余白という役割

サービスの自由度を上げるために、ルールを極力、抽象化する。それが実現可能なスタイルを見つける。

自分でお店をしようと思ったきっかけは何だったのか、と問われればその一言に尽きる。

先日、コーヒーを買いにきたいつもの常連さんが注文の際に「お財布を忘れてしまった!」ということに気が付いた。「これから電車に乗らなくてはいけないのに、どうしよう、、」と、困っていたらしい。らしい、というのも、その時わたしは居なくて、その時に対応したのは、朝の時間にコーヒーを淹れてくれているゆかちゃんだった。

それで彼女がどうしたのか、というと「電車賃の為に1000円貸した」ということだった。

それを聞いて、わたしはジワジワ喜びを噛み締めていた。(いい判断したね!最高!)と心のなかで叫んでいた。

それはマニュアルなんかじゃなく、彼女が自分で判断して「相手のことを思ってやったこと」だったから。もし、わたしが同じ立場であってもそうしたと思う。

誰にでもお金を貸していい、ということではない。いきなり来た人に「お金ください」と言われれば、控えめな強盗かと思って交番にご案内する。あらかじめ、それ目的で来た場合でも、訝しがるかもしれない。(当然の如く)

でも、今回の場合のそれは、そうじゃなかった。そう彼女が判断したのであれば、それが正解だ。

「お客さんのためを思ってしたことだったら、OKにしよう!と(信頼して)言える相手じゃないと、一緒に働けない」と言っていた人がいた。その意味を、ひしひしと感じる。

遵守すべきは、具体的なルールではなく、抽象的で普遍的なお店の概念だ。

* [課題 1]: 本文でかぎかっこ(「」)に囲まれている語句を、出てくる順にすべて書き出してください。

* [提供資料]:

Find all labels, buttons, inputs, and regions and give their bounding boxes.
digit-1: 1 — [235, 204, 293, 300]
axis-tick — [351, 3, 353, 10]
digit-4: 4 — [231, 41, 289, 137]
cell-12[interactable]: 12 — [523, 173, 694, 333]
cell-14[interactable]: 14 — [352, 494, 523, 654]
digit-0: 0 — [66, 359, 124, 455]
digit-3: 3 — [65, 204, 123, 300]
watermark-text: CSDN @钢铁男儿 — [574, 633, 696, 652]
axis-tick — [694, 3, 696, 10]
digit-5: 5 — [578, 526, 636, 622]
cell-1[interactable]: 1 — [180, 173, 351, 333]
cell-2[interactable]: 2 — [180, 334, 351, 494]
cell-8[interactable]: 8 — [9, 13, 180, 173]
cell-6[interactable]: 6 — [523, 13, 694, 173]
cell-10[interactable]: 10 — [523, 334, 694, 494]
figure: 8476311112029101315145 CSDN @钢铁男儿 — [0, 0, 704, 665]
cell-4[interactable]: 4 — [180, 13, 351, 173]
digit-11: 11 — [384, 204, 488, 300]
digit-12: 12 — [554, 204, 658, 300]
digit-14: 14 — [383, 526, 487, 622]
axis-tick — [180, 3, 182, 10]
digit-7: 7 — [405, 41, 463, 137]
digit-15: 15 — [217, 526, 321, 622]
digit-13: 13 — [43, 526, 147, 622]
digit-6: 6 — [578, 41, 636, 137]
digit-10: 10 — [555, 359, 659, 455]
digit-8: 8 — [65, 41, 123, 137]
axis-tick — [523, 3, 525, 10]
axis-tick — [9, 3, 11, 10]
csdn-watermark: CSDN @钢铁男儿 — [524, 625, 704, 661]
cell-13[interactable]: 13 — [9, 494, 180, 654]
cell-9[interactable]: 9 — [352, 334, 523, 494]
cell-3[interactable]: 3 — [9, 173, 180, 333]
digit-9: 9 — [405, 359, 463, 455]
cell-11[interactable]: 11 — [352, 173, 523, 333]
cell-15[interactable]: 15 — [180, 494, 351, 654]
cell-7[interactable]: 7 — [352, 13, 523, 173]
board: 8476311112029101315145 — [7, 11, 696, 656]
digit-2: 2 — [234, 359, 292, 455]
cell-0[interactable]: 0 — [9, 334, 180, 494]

* [課題 2]: 上の行のうち、文字列「tick」を含む行を数え、その数だけを答えてください。大文字と小文字は区別します。

* [解答 1]:
1. 「お財布を忘れてしまった!」
2. 「これから電車に乗らなくてはいけないのに、どうしよう、、」
3. 「電車賃の為に1000円貸した」
4. 「相手のことを思ってやったこと」
5. 「お金ください」
6. 「お客さんのためを思ってしたことだったら、OKにしよう!と(信頼して)言える相手じゃないと、一緒に働けない」

* [解答 2]: 5